====== The data ======
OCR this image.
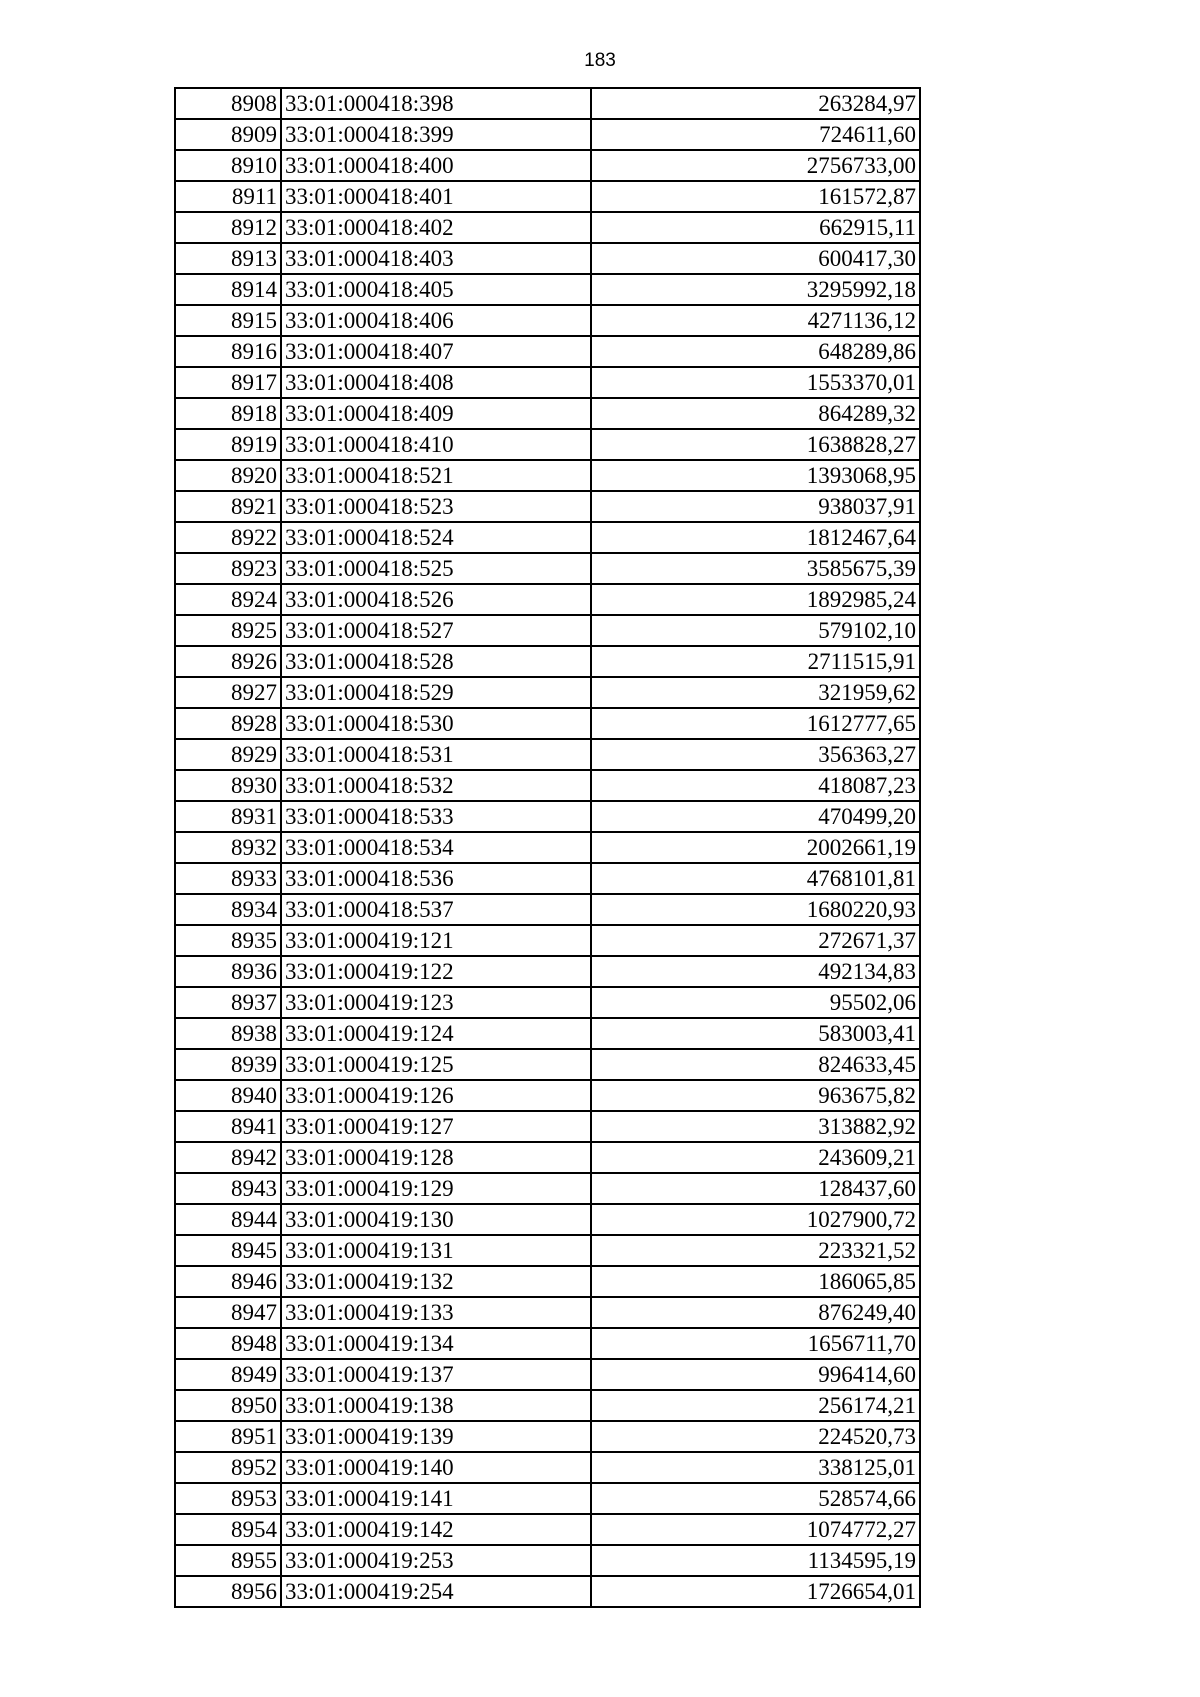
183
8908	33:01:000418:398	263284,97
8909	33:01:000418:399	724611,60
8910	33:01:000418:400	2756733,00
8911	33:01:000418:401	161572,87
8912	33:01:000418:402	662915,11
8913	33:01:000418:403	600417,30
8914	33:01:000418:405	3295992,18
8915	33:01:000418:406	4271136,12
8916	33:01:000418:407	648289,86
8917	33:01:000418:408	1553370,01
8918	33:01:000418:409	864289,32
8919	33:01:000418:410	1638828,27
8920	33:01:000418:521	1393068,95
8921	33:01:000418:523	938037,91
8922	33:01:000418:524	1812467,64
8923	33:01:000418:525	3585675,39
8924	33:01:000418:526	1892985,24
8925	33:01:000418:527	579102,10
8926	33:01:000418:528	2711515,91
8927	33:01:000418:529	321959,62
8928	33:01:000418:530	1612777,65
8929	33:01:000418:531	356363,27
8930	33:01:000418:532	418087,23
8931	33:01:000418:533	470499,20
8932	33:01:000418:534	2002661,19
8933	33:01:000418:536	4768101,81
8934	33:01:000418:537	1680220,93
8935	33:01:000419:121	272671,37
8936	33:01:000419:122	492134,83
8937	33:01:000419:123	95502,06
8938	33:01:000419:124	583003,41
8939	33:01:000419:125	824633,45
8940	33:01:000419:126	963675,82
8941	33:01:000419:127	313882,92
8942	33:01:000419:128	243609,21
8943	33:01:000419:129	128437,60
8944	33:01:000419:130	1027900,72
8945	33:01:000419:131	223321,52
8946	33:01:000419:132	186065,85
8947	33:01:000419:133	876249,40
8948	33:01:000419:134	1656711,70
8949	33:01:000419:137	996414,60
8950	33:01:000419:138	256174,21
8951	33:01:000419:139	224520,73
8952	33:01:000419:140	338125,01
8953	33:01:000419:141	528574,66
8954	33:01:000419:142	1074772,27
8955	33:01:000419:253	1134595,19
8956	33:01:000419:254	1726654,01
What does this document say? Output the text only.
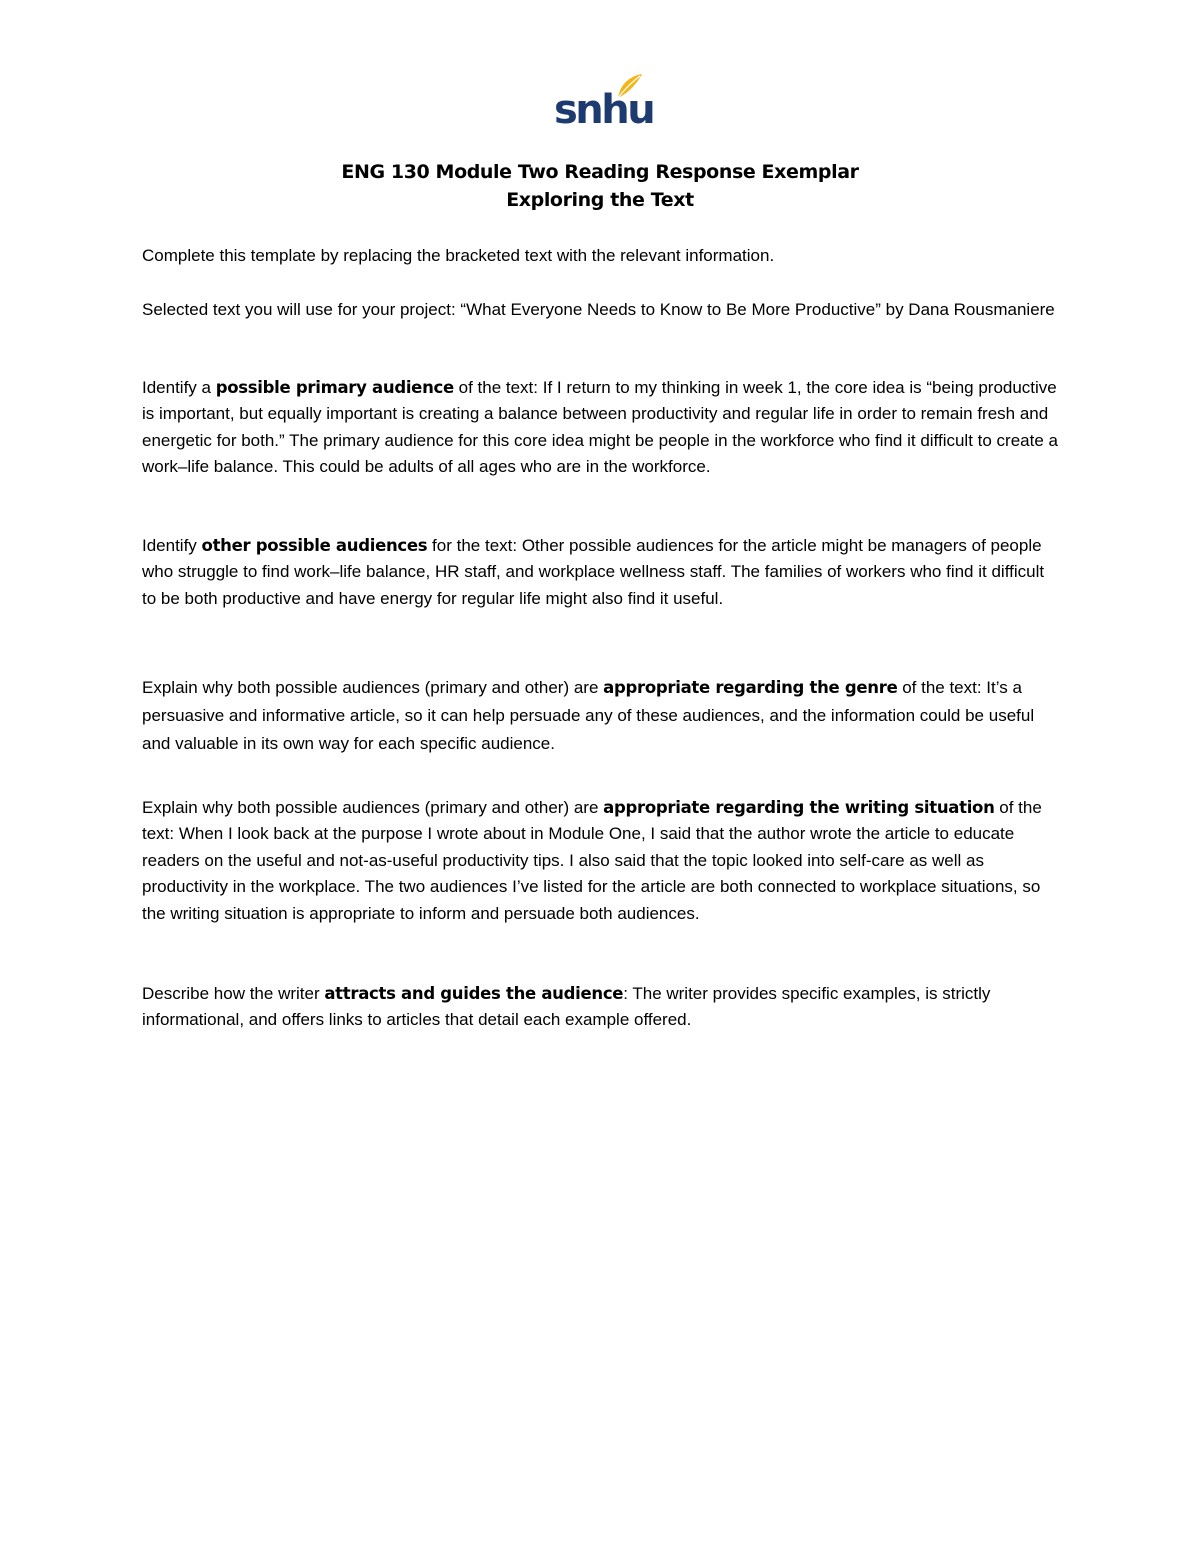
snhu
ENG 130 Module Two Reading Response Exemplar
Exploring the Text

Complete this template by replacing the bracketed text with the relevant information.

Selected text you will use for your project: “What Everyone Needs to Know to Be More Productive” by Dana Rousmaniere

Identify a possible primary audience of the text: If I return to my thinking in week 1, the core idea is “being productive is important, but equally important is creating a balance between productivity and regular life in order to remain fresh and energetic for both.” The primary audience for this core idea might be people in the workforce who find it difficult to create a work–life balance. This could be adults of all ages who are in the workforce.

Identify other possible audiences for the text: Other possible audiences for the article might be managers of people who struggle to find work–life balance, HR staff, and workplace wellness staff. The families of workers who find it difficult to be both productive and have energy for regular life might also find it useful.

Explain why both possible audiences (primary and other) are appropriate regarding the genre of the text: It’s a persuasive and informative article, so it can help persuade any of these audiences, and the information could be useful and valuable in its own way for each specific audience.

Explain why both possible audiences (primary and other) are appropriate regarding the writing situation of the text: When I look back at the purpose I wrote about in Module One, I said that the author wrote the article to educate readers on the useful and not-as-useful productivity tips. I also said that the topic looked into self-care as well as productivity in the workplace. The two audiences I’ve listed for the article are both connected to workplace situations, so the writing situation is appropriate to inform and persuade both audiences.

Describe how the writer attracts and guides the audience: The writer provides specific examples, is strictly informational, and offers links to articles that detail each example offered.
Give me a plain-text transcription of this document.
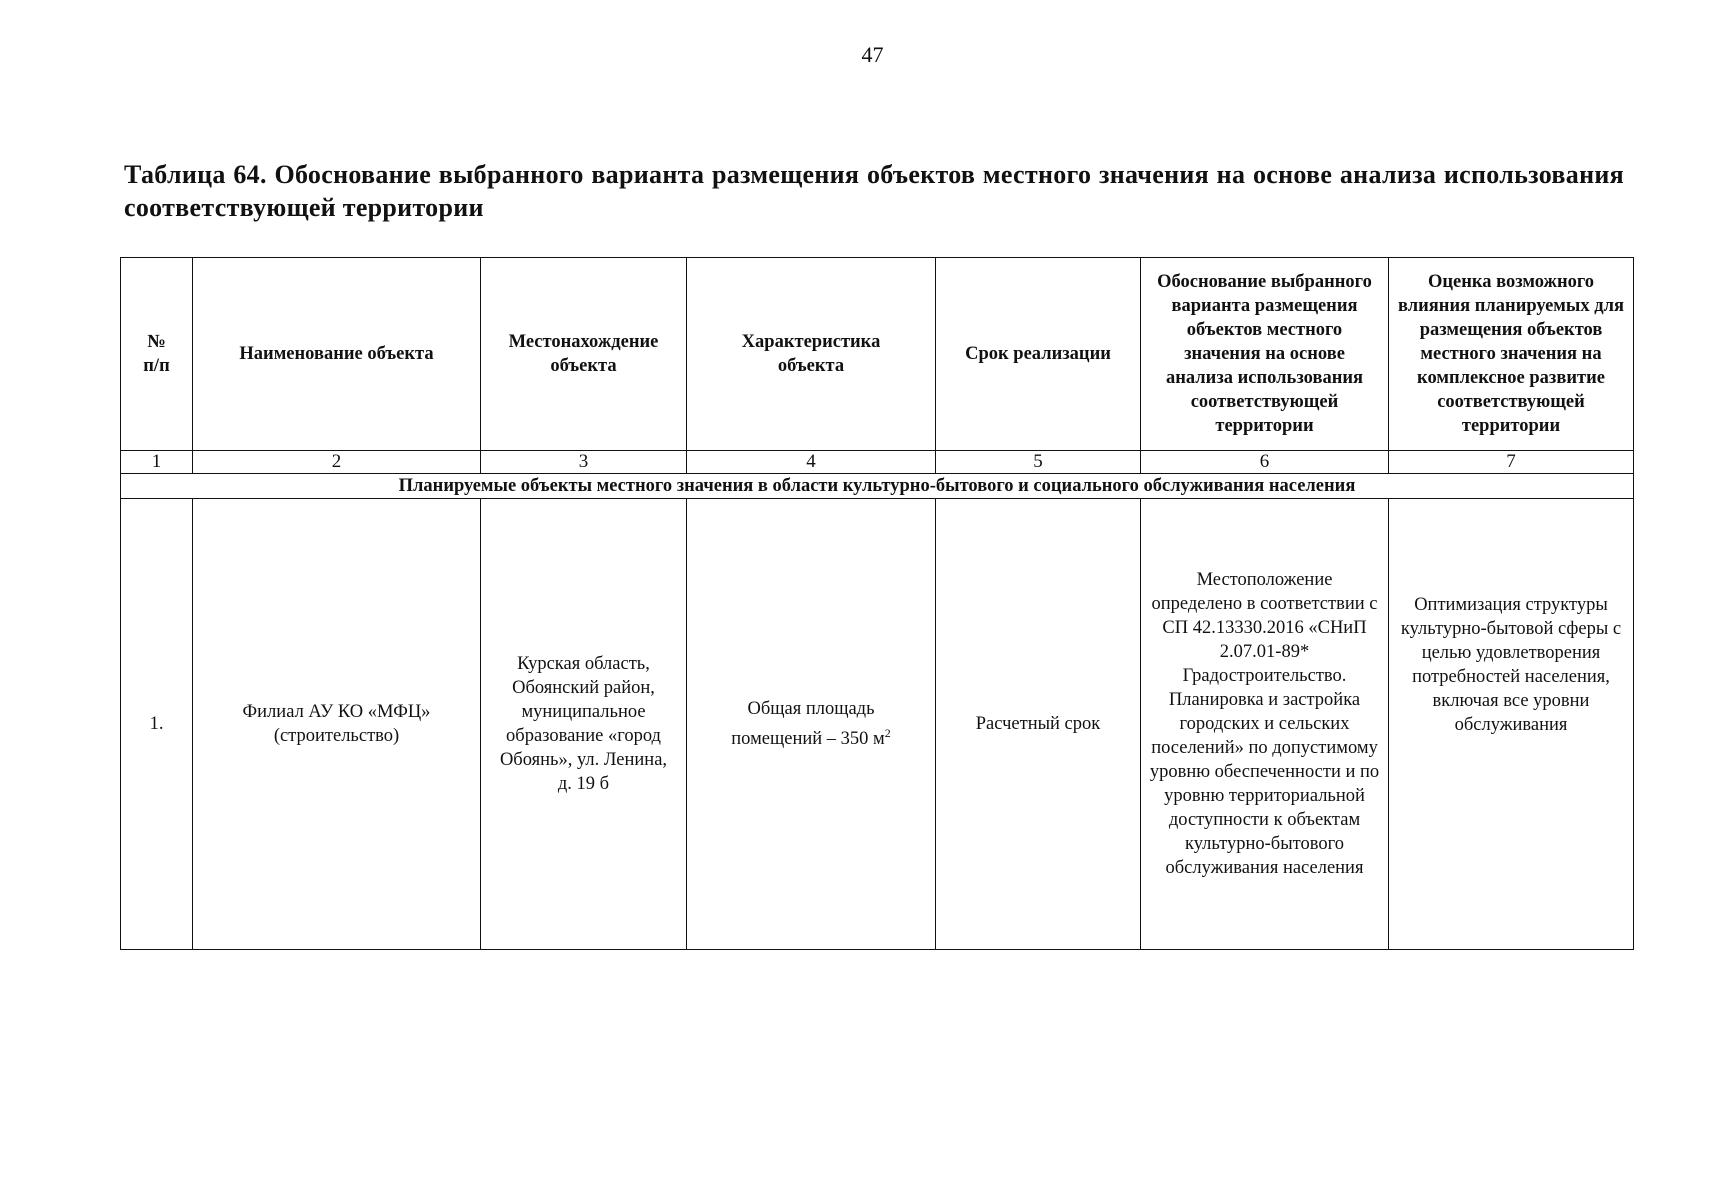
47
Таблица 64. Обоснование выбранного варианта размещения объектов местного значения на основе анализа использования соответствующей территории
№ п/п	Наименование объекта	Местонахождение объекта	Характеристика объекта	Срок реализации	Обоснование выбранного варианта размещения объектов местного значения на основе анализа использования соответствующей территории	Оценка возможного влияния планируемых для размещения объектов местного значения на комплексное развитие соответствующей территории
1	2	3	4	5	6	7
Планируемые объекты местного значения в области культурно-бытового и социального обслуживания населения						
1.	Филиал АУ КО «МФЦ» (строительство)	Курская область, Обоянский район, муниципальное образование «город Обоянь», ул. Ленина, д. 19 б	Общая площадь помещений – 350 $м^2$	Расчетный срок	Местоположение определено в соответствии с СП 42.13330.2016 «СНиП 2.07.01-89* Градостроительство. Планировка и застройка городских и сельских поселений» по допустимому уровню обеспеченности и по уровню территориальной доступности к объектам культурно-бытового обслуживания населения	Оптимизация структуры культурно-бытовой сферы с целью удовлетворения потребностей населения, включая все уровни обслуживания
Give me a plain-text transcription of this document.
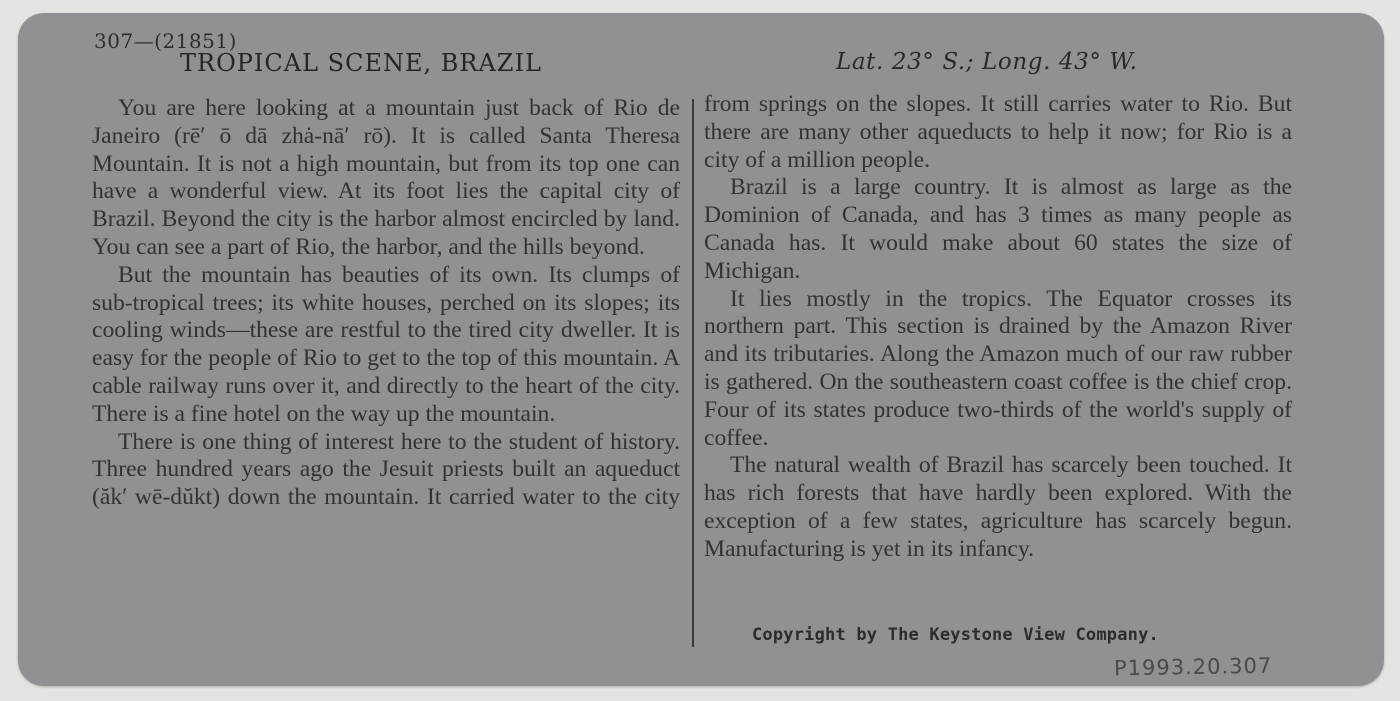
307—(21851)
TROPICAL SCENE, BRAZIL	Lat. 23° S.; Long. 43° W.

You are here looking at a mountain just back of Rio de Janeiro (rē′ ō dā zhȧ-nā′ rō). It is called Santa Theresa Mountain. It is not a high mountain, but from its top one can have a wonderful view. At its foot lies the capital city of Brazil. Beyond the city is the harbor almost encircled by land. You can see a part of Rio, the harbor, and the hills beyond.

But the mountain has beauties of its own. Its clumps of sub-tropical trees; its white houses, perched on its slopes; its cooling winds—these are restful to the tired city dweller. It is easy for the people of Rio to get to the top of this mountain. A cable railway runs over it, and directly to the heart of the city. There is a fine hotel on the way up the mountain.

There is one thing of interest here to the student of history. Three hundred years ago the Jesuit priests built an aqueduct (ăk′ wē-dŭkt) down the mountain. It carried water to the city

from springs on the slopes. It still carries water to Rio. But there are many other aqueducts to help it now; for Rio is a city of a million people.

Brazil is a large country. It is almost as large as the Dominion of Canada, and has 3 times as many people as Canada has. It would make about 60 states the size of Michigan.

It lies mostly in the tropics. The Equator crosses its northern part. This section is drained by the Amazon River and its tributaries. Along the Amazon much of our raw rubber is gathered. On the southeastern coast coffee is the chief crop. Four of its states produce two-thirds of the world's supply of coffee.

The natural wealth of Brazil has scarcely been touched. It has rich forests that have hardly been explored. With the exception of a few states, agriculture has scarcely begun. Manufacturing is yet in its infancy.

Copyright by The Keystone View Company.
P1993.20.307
======
§ Direction
Copy all the lines above that hold the string "Обоснование".

§ Result
Таблица 64. Обоснование выбранного варианта размещения объектов местного значения на основе анализа использования соответствующей территории
№ п/п	Наименование объекта	Местонахождение объекта	Характеристика объекта	Срок реализации	Обоснование выбранного варианта размещения объектов местного значения на основе анализа использования соответствующей территории	Оценка возможного влияния планируемых для размещения объектов местного значения на комплексное развитие соответствующей территории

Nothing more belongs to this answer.